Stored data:

begin

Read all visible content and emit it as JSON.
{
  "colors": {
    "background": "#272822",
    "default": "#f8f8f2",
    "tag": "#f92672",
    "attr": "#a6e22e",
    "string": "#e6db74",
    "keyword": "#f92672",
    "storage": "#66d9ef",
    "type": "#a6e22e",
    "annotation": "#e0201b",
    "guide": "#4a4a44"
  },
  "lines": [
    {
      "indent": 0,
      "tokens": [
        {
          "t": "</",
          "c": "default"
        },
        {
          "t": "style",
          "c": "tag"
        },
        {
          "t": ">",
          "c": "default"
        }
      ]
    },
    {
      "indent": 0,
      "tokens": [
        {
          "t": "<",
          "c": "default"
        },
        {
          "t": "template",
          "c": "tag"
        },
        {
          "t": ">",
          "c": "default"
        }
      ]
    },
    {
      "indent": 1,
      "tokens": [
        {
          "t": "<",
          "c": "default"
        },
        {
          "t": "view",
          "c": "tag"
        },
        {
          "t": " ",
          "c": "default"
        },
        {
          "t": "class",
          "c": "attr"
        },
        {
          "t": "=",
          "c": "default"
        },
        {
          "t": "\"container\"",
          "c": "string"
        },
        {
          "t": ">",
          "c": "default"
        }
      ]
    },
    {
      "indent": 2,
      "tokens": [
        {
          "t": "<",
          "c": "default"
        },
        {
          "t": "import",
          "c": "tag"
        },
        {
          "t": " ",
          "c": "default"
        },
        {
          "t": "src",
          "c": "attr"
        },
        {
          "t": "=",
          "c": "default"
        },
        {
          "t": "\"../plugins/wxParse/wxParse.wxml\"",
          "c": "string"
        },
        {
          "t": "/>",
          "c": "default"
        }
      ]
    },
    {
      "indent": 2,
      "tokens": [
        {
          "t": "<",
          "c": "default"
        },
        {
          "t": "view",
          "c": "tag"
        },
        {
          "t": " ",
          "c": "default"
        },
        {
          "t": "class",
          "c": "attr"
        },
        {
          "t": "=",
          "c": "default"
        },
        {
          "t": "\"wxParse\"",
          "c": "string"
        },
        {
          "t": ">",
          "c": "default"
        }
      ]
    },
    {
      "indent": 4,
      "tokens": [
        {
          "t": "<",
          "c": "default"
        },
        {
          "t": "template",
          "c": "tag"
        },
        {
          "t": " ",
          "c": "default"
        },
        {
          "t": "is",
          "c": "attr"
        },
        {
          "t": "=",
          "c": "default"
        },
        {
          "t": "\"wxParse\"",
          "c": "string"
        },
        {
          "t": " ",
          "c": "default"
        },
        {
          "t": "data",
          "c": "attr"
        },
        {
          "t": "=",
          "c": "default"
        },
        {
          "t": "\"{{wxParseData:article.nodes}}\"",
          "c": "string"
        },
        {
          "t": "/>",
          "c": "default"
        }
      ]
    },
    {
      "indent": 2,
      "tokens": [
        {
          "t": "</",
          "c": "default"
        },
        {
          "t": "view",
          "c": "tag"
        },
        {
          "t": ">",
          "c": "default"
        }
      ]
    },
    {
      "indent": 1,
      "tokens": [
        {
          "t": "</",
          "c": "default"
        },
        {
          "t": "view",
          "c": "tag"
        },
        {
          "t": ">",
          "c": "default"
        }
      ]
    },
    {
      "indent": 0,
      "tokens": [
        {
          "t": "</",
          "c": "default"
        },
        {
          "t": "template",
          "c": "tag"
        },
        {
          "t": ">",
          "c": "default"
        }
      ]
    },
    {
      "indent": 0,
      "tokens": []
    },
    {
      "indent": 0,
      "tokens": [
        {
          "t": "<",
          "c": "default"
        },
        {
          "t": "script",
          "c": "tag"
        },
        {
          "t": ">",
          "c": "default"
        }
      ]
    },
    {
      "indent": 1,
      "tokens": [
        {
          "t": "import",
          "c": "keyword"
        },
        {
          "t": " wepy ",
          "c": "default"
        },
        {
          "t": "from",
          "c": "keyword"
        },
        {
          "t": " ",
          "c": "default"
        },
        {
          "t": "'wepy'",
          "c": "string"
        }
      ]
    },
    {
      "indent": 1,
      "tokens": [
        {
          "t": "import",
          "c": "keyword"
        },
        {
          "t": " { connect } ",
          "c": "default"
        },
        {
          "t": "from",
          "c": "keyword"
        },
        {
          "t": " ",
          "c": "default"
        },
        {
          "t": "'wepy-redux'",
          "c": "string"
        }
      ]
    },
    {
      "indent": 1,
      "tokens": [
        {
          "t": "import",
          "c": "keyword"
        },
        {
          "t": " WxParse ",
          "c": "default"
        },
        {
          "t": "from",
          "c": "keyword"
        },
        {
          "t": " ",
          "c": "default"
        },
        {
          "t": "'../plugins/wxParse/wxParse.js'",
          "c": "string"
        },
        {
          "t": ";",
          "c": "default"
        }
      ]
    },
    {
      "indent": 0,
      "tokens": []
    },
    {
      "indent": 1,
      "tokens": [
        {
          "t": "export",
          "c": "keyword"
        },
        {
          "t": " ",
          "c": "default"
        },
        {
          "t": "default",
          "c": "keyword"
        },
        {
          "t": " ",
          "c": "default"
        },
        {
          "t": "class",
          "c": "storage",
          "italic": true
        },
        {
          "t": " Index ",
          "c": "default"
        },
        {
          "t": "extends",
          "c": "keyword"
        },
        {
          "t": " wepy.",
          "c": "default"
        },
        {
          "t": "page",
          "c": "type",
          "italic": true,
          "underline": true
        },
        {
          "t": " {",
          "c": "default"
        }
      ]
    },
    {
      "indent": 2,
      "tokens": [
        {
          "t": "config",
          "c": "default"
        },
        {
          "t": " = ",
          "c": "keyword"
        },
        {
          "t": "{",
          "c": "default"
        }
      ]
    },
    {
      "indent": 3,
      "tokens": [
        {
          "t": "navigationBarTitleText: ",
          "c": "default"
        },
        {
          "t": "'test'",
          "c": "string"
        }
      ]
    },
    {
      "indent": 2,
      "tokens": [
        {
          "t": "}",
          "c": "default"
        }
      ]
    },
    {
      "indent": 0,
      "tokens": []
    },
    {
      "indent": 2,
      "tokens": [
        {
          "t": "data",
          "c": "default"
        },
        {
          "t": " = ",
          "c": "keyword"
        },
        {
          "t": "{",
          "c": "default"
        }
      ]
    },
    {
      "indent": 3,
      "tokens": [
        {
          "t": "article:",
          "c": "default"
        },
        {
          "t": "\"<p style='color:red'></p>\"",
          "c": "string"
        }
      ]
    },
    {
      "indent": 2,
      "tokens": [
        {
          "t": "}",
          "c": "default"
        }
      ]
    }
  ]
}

end

__What the task requires__
Take the records above and return them exactly as written.

__Solution for this exercise__
Read all visible content and emit it as JSON.
{
  "colors": {
    "background": "#272822",
    "default": "#f8f8f2",
    "tag": "#f92672",
    "attr": "#a6e22e",
    "string": "#e6db74",
    "keyword": "#f92672",
    "storage": "#66d9ef",
    "type": "#a6e22e",
    "annotation": "#e0201b",
    "guide": "#4a4a44"
  },
  "lines": [
    {
      "indent": 0,
      "tokens": [
        {
          "t": "</",
          "c": "default"
        },
        {
          "t": "style",
          "c": "tag"
        },
        {
          "t": ">",
          "c": "default"
        }
      ]
    },
    {
      "indent": 0,
      "tokens": [
        {
          "t": "<",
          "c": "default"
        },
        {
          "t": "template",
          "c": "tag"
        },
        {
          "t": ">",
          "c": "default"
        }
      ]
    },
    {
      "indent": 1,
      "tokens": [
        {
          "t": "<",
          "c": "default"
        },
        {
          "t": "view",
          "c": "tag"
        },
        {
          "t": " ",
          "c": "default"
        },
        {
          "t": "class",
          "c": "attr"
        },
        {
          "t": "=",
          "c": "default"
        },
        {
          "t": "\"container\"",
          "c": "string"
        },
        {
          "t": ">",
          "c": "default"
        }
      ]
    },
    {
      "indent": 2,
      "tokens": [
        {
          "t": "<",
          "c": "default"
        },
        {
          "t": "import",
          "c": "tag"
        },
        {
          "t": " ",
          "c": "default"
        },
        {
          "t": "src",
          "c": "attr"
        },
        {
          "t": "=",
          "c": "default"
        },
        {
          "t": "\"../plugins/wxParse/wxParse.wxml\"",
          "c": "string"
        },
        {
          "t": "/>",
          "c": "default"
        }
      ]
    },
    {
      "indent": 2,
      "tokens": [
        {
          "t": "<",
          "c": "default"
        },
        {
          "t": "view",
          "c": "tag"
        },
        {
          "t": " ",
          "c": "default"
        },
        {
          "t": "class",
          "c": "attr"
        },
        {
          "t": "=",
          "c": "default"
        },
        {
          "t": "\"wxParse\"",
          "c": "string"
        },
        {
          "t": ">",
          "c": "default"
        }
      ]
    },
    {
      "indent": 4,
      "tokens": [
        {
          "t": "<",
          "c": "default"
        },
        {
          "t": "template",
          "c": "tag"
        },
        {
          "t": " ",
          "c": "default"
        },
        {
          "t": "is",
          "c": "attr"
        },
        {
          "t": "=",
          "c": "default"
        },
        {
          "t": "\"wxParse\"",
          "c": "string"
        },
        {
          "t": " ",
          "c": "default"
        },
        {
          "t": "data",
          "c": "attr"
        },
        {
          "t": "=",
          "c": "default"
        },
        {
          "t": "\"{{wxParseData:article.nodes}}\"",
          "c": "string"
        },
        {
          "t": "/>",
          "c": "default"
        }
      ]
    },
    {
      "indent": 2,
      "tokens": [
        {
          "t": "</",
          "c": "default"
        },
        {
          "t": "view",
          "c": "tag"
        },
        {
          "t": ">",
          "c": "default"
        }
      ]
    },
    {
      "indent": 1,
      "tokens": [
        {
          "t": "</",
          "c": "default"
        },
        {
          "t": "view",
          "c": "tag"
        },
        {
          "t": ">",
          "c": "default"
        }
      ]
    },
    {
      "indent": 0,
      "tokens": [
        {
          "t": "</",
          "c": "default"
        },
        {
          "t": "template",
          "c": "tag"
        },
        {
          "t": ">",
          "c": "default"
        }
      ]
    },
    {
      "indent": 0,
      "tokens": []
    },
    {
      "indent": 0,
      "tokens": [
        {
          "t": "<",
          "c": "default"
        },
        {
          "t": "script",
          "c": "tag"
        },
        {
          "t": ">",
          "c": "default"
        }
      ]
    },
    {
      "indent": 1,
      "tokens": [
        {
          "t": "import",
          "c": "keyword"
        },
        {
          "t": " wepy ",
          "c": "default"
        },
        {
          "t": "from",
          "c": "keyword"
        },
        {
          "t": " ",
          "c": "default"
        },
        {
          "t": "'wepy'",
          "c": "string"
        }
      ]
    },
    {
      "indent": 1,
      "tokens": [
        {
          "t": "import",
          "c": "keyword"
        },
        {
          "t": " { connect } ",
          "c": "default"
        },
        {
          "t": "from",
          "c": "keyword"
        },
        {
          "t": " ",
          "c": "default"
        },
        {
          "t": "'wepy-redux'",
          "c": "string"
        }
      ]
    },
    {
      "indent": 1,
      "tokens": [
        {
          "t": "import",
          "c": "keyword"
        },
        {
          "t": " WxParse ",
          "c": "default"
        },
        {
          "t": "from",
          "c": "keyword"
        },
        {
          "t": " ",
          "c": "default"
        },
        {
          "t": "'../plugins/wxParse/wxParse.js'",
          "c": "string"
        },
        {
          "t": ";",
          "c": "default"
        }
      ]
    },
    {
      "indent": 0,
      "tokens": []
    },
    {
      "indent": 1,
      "tokens": [
        {
          "t": "export",
          "c": "keyword"
        },
        {
          "t": " ",
          "c": "default"
        },
        {
          "t": "default",
          "c": "keyword"
        },
        {
          "t": " ",
          "c": "default"
        },
        {
          "t": "class",
          "c": "storage",
          "italic": true
        },
        {
          "t": " Index ",
          "c": "default"
        },
        {
          "t": "extends",
          "c": "keyword"
        },
        {
          "t": " wepy.",
          "c": "default"
        },
        {
          "t": "page",
          "c": "type",
          "italic": true,
          "underline": true
        },
        {
          "t": " {",
          "c": "default"
        }
      ]
    },
    {
      "indent": 2,
      "tokens": [
        {
          "t": "config",
          "c": "default"
        },
        {
          "t": " = ",
          "c": "keyword"
        },
        {
          "t": "{",
          "c": "default"
        }
      ]
    },
    {
      "indent": 3,
      "tokens": [
        {
          "t": "navigationBarTitleText: ",
          "c": "default"
        },
        {
          "t": "'test'",
          "c": "string"
        }
      ]
    },
    {
      "indent": 2,
      "tokens": [
        {
          "t": "}",
          "c": "default"
        }
      ]
    },
    {
      "indent": 0,
      "tokens": []
    },
    {
      "indent": 2,
      "tokens": [
        {
          "t": "data",
          "c": "default"
        },
        {
          "t": " = ",
          "c": "keyword"
        },
        {
          "t": "{",
          "c": "default"
        }
      ]
    },
    {
      "indent": 3,
      "tokens": [
        {
          "t": "article:",
          "c": "default"
        },
        {
          "t": "\"<p style='color:red'></p>\"",
          "c": "string"
        }
      ]
    },
    {
      "indent": 2,
      "tokens": [
        {
          "t": "}",
          "c": "default"
        }
      ]
    }
  ]
}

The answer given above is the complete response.